Stored items
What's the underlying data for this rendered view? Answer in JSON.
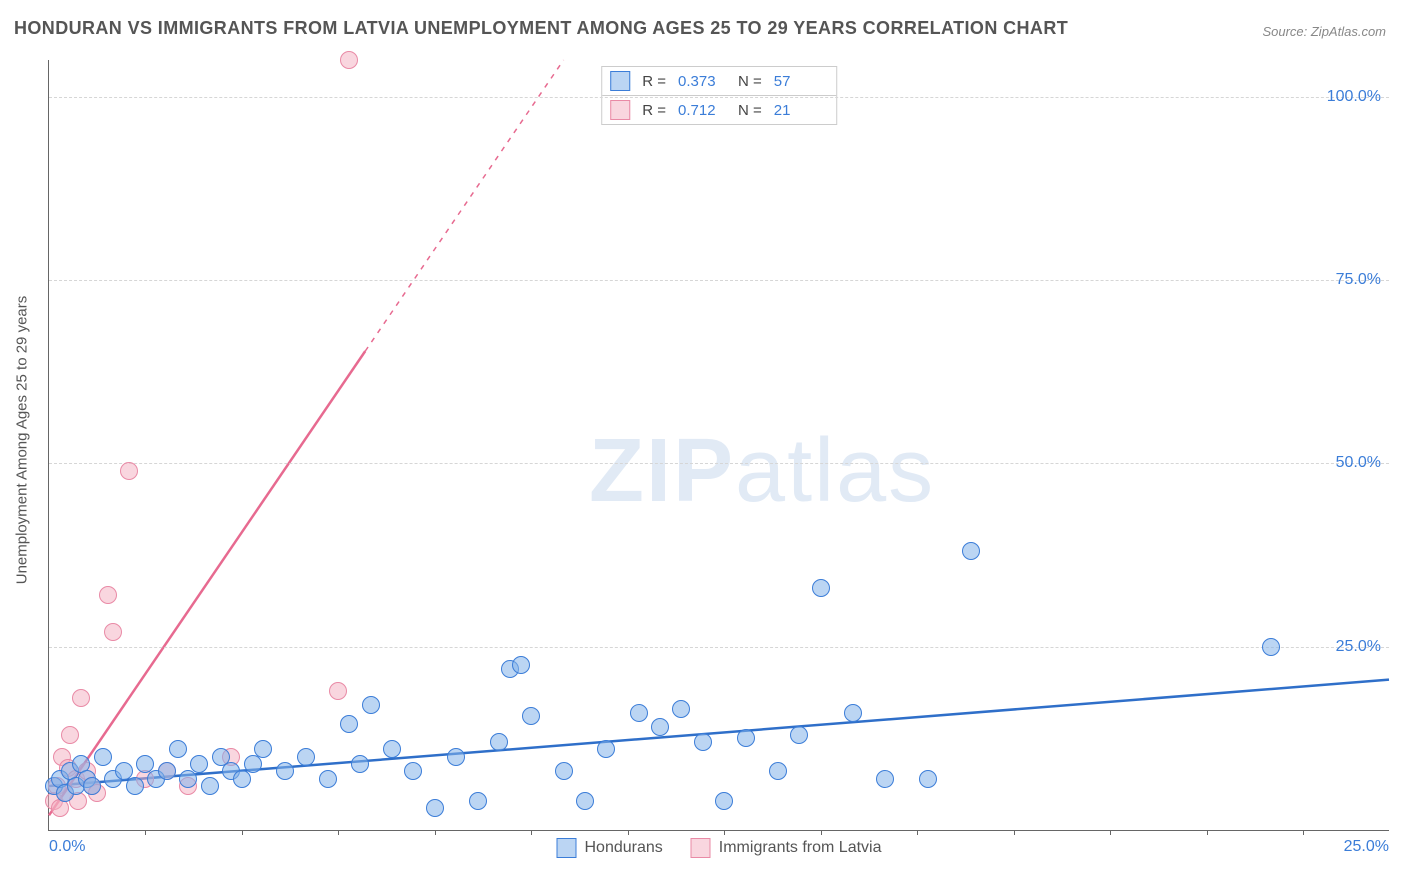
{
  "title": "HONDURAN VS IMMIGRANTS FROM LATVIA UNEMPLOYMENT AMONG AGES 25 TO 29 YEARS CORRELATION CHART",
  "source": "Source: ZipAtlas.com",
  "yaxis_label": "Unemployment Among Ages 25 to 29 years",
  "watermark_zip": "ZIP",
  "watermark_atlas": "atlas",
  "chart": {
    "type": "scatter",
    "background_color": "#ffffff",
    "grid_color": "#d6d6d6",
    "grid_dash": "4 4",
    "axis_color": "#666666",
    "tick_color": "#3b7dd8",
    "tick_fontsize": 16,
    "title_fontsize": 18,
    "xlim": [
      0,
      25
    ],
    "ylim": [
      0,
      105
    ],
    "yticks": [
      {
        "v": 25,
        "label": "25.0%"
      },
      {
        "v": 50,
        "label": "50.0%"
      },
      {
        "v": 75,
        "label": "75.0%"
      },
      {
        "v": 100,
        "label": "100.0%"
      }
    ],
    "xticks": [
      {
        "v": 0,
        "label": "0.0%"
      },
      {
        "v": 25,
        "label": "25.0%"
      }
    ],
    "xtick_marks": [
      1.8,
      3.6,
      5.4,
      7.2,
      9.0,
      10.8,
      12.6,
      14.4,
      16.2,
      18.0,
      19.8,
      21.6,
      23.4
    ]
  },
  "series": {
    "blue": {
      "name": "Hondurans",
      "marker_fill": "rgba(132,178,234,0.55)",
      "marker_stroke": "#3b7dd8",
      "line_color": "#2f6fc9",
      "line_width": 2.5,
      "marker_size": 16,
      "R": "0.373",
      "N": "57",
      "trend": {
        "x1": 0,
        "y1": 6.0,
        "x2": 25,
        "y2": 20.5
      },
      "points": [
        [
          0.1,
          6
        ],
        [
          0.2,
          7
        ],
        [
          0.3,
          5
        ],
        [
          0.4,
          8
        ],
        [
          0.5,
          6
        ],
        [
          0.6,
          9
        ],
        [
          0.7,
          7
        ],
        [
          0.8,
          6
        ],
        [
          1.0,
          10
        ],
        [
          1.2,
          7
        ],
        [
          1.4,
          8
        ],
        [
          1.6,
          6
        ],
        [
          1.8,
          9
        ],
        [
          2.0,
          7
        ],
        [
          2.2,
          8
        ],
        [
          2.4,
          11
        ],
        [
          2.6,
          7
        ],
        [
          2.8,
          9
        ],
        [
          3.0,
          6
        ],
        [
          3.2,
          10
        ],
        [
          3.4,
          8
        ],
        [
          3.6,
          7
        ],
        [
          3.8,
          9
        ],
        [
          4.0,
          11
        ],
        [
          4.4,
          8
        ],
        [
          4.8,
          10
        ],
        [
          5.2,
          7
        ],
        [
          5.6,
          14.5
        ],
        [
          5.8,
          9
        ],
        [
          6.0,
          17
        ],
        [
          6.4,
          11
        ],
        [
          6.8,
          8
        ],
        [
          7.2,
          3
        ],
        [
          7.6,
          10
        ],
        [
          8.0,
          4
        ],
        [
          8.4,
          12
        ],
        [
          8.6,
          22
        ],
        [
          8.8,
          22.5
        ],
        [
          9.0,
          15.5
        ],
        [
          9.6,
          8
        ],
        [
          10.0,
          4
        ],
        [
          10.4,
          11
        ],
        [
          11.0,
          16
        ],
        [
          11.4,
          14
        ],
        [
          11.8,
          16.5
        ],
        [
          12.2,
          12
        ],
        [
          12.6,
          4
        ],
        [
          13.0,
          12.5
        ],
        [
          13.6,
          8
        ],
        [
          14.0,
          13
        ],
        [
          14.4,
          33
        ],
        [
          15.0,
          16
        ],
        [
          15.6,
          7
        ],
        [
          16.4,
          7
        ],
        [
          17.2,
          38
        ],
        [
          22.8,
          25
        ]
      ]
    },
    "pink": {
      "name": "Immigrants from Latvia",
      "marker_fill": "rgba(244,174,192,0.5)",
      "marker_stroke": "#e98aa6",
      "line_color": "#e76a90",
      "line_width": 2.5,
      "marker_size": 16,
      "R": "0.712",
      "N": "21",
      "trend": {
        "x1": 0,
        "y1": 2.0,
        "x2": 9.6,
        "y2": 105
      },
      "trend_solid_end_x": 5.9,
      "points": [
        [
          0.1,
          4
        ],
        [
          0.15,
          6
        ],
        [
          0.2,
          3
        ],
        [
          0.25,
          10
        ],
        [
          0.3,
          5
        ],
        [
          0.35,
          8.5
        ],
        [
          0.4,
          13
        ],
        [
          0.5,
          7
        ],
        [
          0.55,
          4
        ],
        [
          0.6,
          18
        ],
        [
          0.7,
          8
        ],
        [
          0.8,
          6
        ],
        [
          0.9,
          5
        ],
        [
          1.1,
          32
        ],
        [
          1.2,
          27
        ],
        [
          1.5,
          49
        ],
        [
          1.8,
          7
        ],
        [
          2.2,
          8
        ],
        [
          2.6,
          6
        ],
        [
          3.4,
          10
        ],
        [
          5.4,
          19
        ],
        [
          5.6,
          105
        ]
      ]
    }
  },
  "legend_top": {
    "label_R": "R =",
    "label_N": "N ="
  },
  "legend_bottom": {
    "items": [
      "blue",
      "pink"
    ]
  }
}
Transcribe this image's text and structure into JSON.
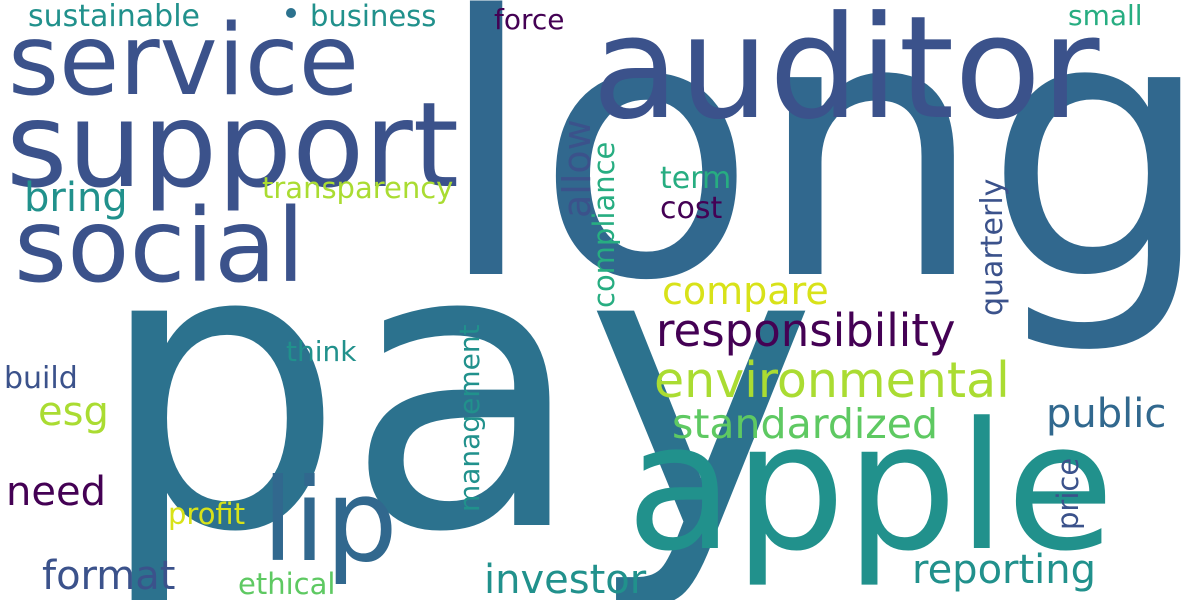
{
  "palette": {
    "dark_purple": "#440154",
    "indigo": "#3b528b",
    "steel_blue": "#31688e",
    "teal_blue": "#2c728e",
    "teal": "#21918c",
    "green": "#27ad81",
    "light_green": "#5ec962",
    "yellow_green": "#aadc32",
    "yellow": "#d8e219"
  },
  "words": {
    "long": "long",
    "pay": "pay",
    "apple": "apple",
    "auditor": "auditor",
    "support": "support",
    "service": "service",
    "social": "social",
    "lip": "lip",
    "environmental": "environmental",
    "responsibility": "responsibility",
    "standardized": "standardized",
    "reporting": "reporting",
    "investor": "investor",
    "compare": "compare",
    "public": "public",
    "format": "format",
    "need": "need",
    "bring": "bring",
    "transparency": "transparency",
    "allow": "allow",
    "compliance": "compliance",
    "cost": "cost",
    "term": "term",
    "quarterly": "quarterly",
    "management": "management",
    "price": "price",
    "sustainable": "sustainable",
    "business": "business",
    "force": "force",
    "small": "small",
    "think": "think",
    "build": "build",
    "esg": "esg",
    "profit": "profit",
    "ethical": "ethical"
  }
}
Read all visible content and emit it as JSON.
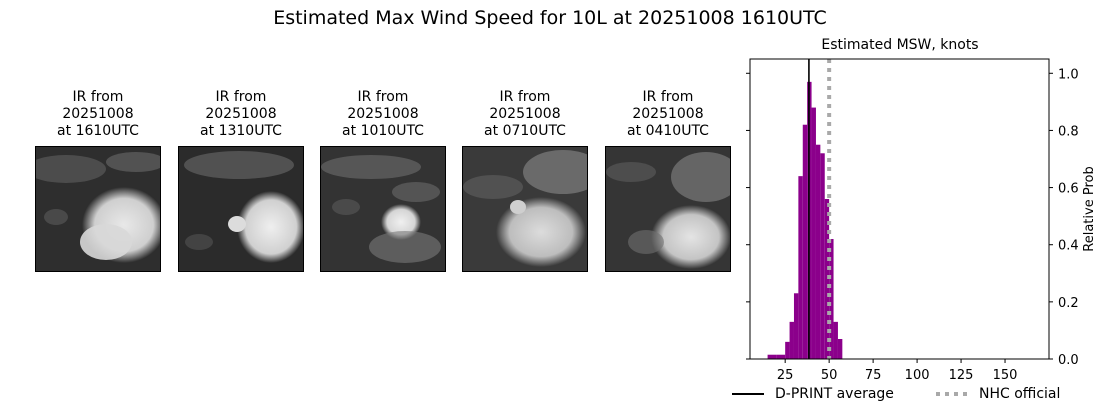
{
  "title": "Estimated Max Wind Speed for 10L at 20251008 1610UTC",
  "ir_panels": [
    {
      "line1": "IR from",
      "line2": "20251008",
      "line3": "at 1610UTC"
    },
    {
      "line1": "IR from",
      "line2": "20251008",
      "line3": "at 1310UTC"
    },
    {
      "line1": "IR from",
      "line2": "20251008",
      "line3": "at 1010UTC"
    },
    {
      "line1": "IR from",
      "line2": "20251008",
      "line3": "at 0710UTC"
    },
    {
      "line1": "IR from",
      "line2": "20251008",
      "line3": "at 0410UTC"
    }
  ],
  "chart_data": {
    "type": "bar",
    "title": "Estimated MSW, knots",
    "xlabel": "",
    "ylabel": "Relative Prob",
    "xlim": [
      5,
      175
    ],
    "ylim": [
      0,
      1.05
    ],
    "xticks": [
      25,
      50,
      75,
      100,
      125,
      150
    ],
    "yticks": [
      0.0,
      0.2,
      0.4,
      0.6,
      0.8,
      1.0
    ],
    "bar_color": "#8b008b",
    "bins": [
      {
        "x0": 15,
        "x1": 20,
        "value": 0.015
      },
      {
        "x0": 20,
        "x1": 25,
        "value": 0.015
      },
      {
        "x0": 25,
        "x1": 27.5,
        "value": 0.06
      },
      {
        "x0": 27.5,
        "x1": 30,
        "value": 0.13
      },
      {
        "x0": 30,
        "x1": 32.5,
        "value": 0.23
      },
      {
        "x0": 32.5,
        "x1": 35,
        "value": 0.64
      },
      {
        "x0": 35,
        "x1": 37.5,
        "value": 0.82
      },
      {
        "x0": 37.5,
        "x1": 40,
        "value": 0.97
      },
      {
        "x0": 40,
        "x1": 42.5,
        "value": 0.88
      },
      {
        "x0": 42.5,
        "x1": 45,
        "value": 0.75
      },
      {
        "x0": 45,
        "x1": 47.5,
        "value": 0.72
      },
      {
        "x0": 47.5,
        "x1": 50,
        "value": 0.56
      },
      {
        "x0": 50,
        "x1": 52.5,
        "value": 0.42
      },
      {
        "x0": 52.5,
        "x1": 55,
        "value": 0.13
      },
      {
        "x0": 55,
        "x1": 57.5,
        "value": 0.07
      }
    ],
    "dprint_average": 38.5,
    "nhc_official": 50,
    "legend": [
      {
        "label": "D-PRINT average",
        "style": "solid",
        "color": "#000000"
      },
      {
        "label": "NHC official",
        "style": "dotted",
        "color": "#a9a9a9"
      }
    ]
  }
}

= Requirement =
Which lines contain "this"? Copy each of them.

= Task result =
What's the underlying data for this rendered view? Answer in JSON.
Transcribe this image's text and structure into JSON.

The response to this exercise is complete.